[Aim]
Gather every line holding the string "indicators".

[Listed records]
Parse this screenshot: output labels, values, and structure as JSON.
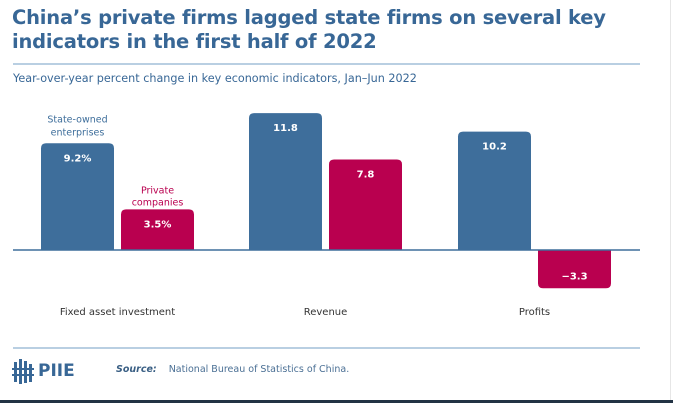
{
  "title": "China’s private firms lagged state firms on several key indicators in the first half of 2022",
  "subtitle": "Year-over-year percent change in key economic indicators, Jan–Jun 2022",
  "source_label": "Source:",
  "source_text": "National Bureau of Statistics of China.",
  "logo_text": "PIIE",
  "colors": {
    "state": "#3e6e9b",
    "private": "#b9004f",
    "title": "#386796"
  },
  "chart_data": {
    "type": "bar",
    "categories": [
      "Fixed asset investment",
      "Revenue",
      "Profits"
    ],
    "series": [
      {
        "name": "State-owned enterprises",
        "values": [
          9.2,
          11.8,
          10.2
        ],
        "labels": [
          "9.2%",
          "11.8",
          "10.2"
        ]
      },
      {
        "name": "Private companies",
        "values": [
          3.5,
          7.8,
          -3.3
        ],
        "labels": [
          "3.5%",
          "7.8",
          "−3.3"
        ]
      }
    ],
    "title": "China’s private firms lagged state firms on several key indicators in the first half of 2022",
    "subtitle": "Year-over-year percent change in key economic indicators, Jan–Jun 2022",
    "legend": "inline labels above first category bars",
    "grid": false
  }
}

[Solution to this problem]
  "title": "China’s private firms lagged state firms on several key indicators in the first half of 2022",
  "subtitle": "Year-over-year percent change in key economic indicators, Jan–Jun 2022",
    "title": "China’s private firms lagged state firms on several key indicators in the first half of 2022",
    "subtitle": "Year-over-year percent change in key economic indicators, Jan–Jun 2022",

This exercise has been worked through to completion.